* **TASK REQUIREMENTS**:
Print the entries below in their entirety, exactly as they are written.

* **WORKING DATA**:
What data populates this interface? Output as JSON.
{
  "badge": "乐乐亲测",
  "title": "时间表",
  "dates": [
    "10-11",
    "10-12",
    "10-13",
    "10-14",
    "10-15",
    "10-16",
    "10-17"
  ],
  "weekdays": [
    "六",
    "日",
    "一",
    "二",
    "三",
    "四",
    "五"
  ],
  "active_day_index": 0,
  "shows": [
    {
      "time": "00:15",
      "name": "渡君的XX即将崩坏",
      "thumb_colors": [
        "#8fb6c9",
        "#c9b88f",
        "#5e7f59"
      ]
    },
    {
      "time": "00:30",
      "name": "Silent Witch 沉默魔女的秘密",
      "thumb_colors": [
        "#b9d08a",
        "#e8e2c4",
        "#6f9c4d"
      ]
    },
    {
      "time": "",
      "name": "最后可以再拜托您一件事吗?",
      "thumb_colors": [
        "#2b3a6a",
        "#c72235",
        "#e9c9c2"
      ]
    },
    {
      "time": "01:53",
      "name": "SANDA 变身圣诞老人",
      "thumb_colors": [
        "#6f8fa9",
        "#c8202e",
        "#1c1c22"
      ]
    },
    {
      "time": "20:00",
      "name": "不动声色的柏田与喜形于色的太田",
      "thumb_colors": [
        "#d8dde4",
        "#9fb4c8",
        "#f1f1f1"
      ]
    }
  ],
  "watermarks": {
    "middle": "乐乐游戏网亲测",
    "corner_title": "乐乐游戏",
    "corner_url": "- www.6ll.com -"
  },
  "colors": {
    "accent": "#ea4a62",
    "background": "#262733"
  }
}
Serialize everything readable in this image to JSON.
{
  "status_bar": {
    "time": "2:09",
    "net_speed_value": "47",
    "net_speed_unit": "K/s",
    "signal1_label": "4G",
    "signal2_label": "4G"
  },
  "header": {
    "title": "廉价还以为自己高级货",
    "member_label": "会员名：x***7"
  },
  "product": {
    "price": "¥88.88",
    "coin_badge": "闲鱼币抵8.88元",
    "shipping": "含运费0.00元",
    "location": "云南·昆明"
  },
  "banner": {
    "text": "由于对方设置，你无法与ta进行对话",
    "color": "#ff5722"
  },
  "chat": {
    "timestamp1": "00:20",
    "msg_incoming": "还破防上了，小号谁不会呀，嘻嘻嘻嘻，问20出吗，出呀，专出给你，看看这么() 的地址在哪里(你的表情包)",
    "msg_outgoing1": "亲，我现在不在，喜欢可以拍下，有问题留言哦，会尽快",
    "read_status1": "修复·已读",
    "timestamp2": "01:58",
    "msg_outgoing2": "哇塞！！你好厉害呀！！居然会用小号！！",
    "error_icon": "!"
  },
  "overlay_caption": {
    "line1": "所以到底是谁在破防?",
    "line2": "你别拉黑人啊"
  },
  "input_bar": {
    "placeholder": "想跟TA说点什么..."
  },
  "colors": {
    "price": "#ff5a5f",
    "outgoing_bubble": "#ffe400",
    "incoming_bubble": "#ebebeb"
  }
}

* **FULL SOLUTION**:
What data populates this interface? Output as JSON.
{
  "badge": "乐乐亲测",
  "title": "时间表",
  "dates": [
    "10-11",
    "10-12",
    "10-13",
    "10-14",
    "10-15",
    "10-16",
    "10-17"
  ],
  "weekdays": [
    "六",
    "日",
    "一",
    "二",
    "三",
    "四",
    "五"
  ],
  "active_day_index": 0,
  "shows": [
    {
      "time": "00:15",
      "name": "渡君的XX即将崩坏",
      "thumb_colors": [
        "#8fb6c9",
        "#c9b88f",
        "#5e7f59"
      ]
    },
    {
      "time": "00:30",
      "name": "Silent Witch 沉默魔女的秘密",
      "thumb_colors": [
        "#b9d08a",
        "#e8e2c4",
        "#6f9c4d"
      ]
    },
    {
      "time": "",
      "name": "最后可以再拜托您一件事吗?",
      "thumb_colors": [
        "#2b3a6a",
        "#c72235",
        "#e9c9c2"
      ]
    },
    {
      "time": "01:53",
      "name": "SANDA 变身圣诞老人",
      "thumb_colors": [
        "#6f8fa9",
        "#c8202e",
        "#1c1c22"
      ]
    },
    {
      "time": "20:00",
      "name": "不动声色的柏田与喜形于色的太田",
      "thumb_colors": [
        "#d8dde4",
        "#9fb4c8",
        "#f1f1f1"
      ]
    }
  ],
  "watermarks": {
    "middle": "乐乐游戏网亲测",
    "corner_title": "乐乐游戏",
    "corner_url": "- www.6ll.com -"
  },
  "colors": {
    "accent": "#ea4a62",
    "background": "#262733"
  }
}
Serialize everything readable in this image to JSON.
{
  "status_bar": {
    "time": "2:09",
    "net_speed_value": "47",
    "net_speed_unit": "K/s",
    "signal1_label": "4G",
    "signal2_label": "4G"
  },
  "header": {
    "title": "廉价还以为自己高级货",
    "member_label": "会员名：x***7"
  },
  "product": {
    "price": "¥88.88",
    "coin_badge": "闲鱼币抵8.88元",
    "shipping": "含运费0.00元",
    "location": "云南·昆明"
  },
  "banner": {
    "text": "由于对方设置，你无法与ta进行对话",
    "color": "#ff5722"
  },
  "chat": {
    "timestamp1": "00:20",
    "msg_incoming": "还破防上了，小号谁不会呀，嘻嘻嘻嘻，问20出吗，出呀，专出给你，看看这么() 的地址在哪里(你的表情包)",
    "msg_outgoing1": "亲，我现在不在，喜欢可以拍下，有问题留言哦，会尽快",
    "read_status1": "修复·已读",
    "timestamp2": "01:58",
    "msg_outgoing2": "哇塞！！你好厉害呀！！居然会用小号！！",
    "error_icon": "!"
  },
  "overlay_caption": {
    "line1": "所以到底是谁在破防?",
    "line2": "你别拉黑人啊"
  },
  "input_bar": {
    "placeholder": "想跟TA说点什么..."
  },
  "colors": {
    "price": "#ff5a5f",
    "outgoing_bubble": "#ffe400",
    "incoming_bubble": "#ebebeb"
  }
}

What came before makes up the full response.